- [PROMPT] Reproduce the listing below in its entirety. Change nothing.

- [DATA FOR PROCESSING]
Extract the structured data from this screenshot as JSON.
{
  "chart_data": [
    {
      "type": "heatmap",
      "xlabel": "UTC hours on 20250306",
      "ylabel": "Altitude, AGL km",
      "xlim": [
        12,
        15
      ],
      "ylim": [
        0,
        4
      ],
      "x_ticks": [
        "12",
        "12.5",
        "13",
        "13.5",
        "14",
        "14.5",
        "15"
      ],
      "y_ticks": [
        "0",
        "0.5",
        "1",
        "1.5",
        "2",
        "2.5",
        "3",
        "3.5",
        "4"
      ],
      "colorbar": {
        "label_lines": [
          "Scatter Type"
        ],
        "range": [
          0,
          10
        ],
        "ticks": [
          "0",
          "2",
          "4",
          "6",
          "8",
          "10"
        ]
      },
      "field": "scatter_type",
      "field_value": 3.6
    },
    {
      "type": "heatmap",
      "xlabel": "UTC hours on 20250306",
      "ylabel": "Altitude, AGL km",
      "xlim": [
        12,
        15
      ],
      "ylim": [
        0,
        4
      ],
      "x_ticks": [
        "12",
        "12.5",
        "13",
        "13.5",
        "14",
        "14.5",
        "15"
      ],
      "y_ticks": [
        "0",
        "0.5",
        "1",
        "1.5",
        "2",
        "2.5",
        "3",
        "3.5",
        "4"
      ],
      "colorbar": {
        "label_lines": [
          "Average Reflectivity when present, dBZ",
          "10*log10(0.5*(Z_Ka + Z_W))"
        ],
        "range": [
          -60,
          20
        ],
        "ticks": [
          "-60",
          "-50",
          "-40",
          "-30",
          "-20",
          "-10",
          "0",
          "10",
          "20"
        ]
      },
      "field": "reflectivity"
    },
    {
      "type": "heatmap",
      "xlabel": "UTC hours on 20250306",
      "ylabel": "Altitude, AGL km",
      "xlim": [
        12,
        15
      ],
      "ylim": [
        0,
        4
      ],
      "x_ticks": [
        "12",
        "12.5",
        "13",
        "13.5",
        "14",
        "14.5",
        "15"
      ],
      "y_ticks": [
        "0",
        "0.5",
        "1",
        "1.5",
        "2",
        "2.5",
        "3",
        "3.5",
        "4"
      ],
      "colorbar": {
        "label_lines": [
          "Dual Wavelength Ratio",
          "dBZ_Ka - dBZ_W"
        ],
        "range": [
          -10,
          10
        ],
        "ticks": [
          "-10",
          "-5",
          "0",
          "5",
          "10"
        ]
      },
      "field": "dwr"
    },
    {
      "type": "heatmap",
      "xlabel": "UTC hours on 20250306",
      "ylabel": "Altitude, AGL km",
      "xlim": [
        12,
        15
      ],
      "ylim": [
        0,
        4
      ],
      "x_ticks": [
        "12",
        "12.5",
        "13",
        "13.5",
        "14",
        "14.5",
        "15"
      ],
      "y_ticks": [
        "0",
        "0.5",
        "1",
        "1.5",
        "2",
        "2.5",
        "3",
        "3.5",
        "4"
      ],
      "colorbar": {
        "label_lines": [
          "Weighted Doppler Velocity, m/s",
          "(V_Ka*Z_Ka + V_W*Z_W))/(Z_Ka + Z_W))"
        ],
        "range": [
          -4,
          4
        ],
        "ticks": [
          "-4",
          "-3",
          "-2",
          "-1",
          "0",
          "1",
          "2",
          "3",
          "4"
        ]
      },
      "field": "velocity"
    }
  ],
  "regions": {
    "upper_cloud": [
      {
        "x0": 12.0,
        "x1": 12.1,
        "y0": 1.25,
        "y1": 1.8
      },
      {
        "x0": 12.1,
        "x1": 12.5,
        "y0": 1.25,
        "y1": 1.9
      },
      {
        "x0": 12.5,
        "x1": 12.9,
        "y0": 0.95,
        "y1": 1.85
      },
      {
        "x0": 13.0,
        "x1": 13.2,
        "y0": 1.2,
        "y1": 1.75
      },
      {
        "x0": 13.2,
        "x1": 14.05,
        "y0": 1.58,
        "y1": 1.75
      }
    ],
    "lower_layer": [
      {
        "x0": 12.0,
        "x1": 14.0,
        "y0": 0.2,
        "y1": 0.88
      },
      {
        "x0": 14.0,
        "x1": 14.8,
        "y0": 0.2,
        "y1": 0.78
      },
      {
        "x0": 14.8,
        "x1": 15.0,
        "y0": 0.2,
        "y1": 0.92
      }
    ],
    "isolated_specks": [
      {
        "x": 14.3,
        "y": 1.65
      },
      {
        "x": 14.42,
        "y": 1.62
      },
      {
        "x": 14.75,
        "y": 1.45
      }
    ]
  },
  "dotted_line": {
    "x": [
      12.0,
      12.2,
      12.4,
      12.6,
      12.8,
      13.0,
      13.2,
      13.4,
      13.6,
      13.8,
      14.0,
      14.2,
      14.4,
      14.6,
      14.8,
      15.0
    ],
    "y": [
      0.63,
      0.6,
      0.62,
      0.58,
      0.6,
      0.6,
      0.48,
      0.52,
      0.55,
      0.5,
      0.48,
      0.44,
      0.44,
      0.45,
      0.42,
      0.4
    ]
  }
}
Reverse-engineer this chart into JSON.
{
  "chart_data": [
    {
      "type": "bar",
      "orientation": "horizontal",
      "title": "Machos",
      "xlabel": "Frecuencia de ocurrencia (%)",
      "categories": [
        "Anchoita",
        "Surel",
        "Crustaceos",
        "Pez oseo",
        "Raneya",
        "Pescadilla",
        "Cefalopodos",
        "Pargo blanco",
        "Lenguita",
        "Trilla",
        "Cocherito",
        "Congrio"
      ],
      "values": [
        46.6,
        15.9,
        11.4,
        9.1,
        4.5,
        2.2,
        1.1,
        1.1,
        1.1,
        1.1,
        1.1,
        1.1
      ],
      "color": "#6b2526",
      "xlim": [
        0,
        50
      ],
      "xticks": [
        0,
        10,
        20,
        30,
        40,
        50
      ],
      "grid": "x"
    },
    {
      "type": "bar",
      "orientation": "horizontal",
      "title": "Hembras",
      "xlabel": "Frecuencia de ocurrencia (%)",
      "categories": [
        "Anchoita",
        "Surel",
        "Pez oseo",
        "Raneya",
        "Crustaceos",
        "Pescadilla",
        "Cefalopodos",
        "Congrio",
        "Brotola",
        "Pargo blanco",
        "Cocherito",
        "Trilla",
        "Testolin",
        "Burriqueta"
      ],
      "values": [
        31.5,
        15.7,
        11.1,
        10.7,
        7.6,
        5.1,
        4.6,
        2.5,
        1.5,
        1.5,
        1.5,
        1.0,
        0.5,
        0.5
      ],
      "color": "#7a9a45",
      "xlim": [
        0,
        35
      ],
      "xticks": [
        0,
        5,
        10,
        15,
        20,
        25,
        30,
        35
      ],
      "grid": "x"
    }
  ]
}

- [RESPONSE TO THIS EXERCISE]
Extract the structured data from this screenshot as JSON.
{
  "chart_data": [
    {
      "type": "heatmap",
      "xlabel": "UTC hours on 20250306",
      "ylabel": "Altitude, AGL km",
      "xlim": [
        12,
        15
      ],
      "ylim": [
        0,
        4
      ],
      "x_ticks": [
        "12",
        "12.5",
        "13",
        "13.5",
        "14",
        "14.5",
        "15"
      ],
      "y_ticks": [
        "0",
        "0.5",
        "1",
        "1.5",
        "2",
        "2.5",
        "3",
        "3.5",
        "4"
      ],
      "colorbar": {
        "label_lines": [
          "Scatter Type"
        ],
        "range": [
          0,
          10
        ],
        "ticks": [
          "0",
          "2",
          "4",
          "6",
          "8",
          "10"
        ]
      },
      "field": "scatter_type",
      "field_value": 3.6
    },
    {
      "type": "heatmap",
      "xlabel": "UTC hours on 20250306",
      "ylabel": "Altitude, AGL km",
      "xlim": [
        12,
        15
      ],
      "ylim": [
        0,
        4
      ],
      "x_ticks": [
        "12",
        "12.5",
        "13",
        "13.5",
        "14",
        "14.5",
        "15"
      ],
      "y_ticks": [
        "0",
        "0.5",
        "1",
        "1.5",
        "2",
        "2.5",
        "3",
        "3.5",
        "4"
      ],
      "colorbar": {
        "label_lines": [
          "Average Reflectivity when present, dBZ",
          "10*log10(0.5*(Z_Ka + Z_W))"
        ],
        "range": [
          -60,
          20
        ],
        "ticks": [
          "-60",
          "-50",
          "-40",
          "-30",
          "-20",
          "-10",
          "0",
          "10",
          "20"
        ]
      },
      "field": "reflectivity"
    },
    {
      "type": "heatmap",
      "xlabel": "UTC hours on 20250306",
      "ylabel": "Altitude, AGL km",
      "xlim": [
        12,
        15
      ],
      "ylim": [
        0,
        4
      ],
      "x_ticks": [
        "12",
        "12.5",
        "13",
        "13.5",
        "14",
        "14.5",
        "15"
      ],
      "y_ticks": [
        "0",
        "0.5",
        "1",
        "1.5",
        "2",
        "2.5",
        "3",
        "3.5",
        "4"
      ],
      "colorbar": {
        "label_lines": [
          "Dual Wavelength Ratio",
          "dBZ_Ka - dBZ_W"
        ],
        "range": [
          -10,
          10
        ],
        "ticks": [
          "-10",
          "-5",
          "0",
          "5",
          "10"
        ]
      },
      "field": "dwr"
    },
    {
      "type": "heatmap",
      "xlabel": "UTC hours on 20250306",
      "ylabel": "Altitude, AGL km",
      "xlim": [
        12,
        15
      ],
      "ylim": [
        0,
        4
      ],
      "x_ticks": [
        "12",
        "12.5",
        "13",
        "13.5",
        "14",
        "14.5",
        "15"
      ],
      "y_ticks": [
        "0",
        "0.5",
        "1",
        "1.5",
        "2",
        "2.5",
        "3",
        "3.5",
        "4"
      ],
      "colorbar": {
        "label_lines": [
          "Weighted Doppler Velocity, m/s",
          "(V_Ka*Z_Ka + V_W*Z_W))/(Z_Ka + Z_W))"
        ],
        "range": [
          -4,
          4
        ],
        "ticks": [
          "-4",
          "-3",
          "-2",
          "-1",
          "0",
          "1",
          "2",
          "3",
          "4"
        ]
      },
      "field": "velocity"
    }
  ],
  "regions": {
    "upper_cloud": [
      {
        "x0": 12.0,
        "x1": 12.1,
        "y0": 1.25,
        "y1": 1.8
      },
      {
        "x0": 12.1,
        "x1": 12.5,
        "y0": 1.25,
        "y1": 1.9
      },
      {
        "x0": 12.5,
        "x1": 12.9,
        "y0": 0.95,
        "y1": 1.85
      },
      {
        "x0": 13.0,
        "x1": 13.2,
        "y0": 1.2,
        "y1": 1.75
      },
      {
        "x0": 13.2,
        "x1": 14.05,
        "y0": 1.58,
        "y1": 1.75
      }
    ],
    "lower_layer": [
      {
        "x0": 12.0,
        "x1": 14.0,
        "y0": 0.2,
        "y1": 0.88
      },
      {
        "x0": 14.0,
        "x1": 14.8,
        "y0": 0.2,
        "y1": 0.78
      },
      {
        "x0": 14.8,
        "x1": 15.0,
        "y0": 0.2,
        "y1": 0.92
      }
    ],
    "isolated_specks": [
      {
        "x": 14.3,
        "y": 1.65
      },
      {
        "x": 14.42,
        "y": 1.62
      },
      {
        "x": 14.75,
        "y": 1.45
      }
    ]
  },
  "dotted_line": {
    "x": [
      12.0,
      12.2,
      12.4,
      12.6,
      12.8,
      13.0,
      13.2,
      13.4,
      13.6,
      13.8,
      14.0,
      14.2,
      14.4,
      14.6,
      14.8,
      15.0
    ],
    "y": [
      0.63,
      0.6,
      0.62,
      0.58,
      0.6,
      0.6,
      0.48,
      0.52,
      0.55,
      0.5,
      0.48,
      0.44,
      0.44,
      0.45,
      0.42,
      0.4
    ]
  }
}
Reverse-engineer this chart into JSON.
{
  "chart_data": [
    {
      "type": "bar",
      "orientation": "horizontal",
      "title": "Machos",
      "xlabel": "Frecuencia de ocurrencia (%)",
      "categories": [
        "Anchoita",
        "Surel",
        "Crustaceos",
        "Pez oseo",
        "Raneya",
        "Pescadilla",
        "Cefalopodos",
        "Pargo blanco",
        "Lenguita",
        "Trilla",
        "Cocherito",
        "Congrio"
      ],
      "values": [
        46.6,
        15.9,
        11.4,
        9.1,
        4.5,
        2.2,
        1.1,
        1.1,
        1.1,
        1.1,
        1.1,
        1.1
      ],
      "color": "#6b2526",
      "xlim": [
        0,
        50
      ],
      "xticks": [
        0,
        10,
        20,
        30,
        40,
        50
      ],
      "grid": "x"
    },
    {
      "type": "bar",
      "orientation": "horizontal",
      "title": "Hembras",
      "xlabel": "Frecuencia de ocurrencia (%)",
      "categories": [
        "Anchoita",
        "Surel",
        "Pez oseo",
        "Raneya",
        "Crustaceos",
        "Pescadilla",
        "Cefalopodos",
        "Congrio",
        "Brotola",
        "Pargo blanco",
        "Cocherito",
        "Trilla",
        "Testolin",
        "Burriqueta"
      ],
      "values": [
        31.5,
        15.7,
        11.1,
        10.7,
        7.6,
        5.1,
        4.6,
        2.5,
        1.5,
        1.5,
        1.5,
        1.0,
        0.5,
        0.5
      ],
      "color": "#7a9a45",
      "xlim": [
        0,
        35
      ],
      "xticks": [
        0,
        5,
        10,
        15,
        20,
        25,
        30,
        35
      ],
      "grid": "x"
    }
  ]
}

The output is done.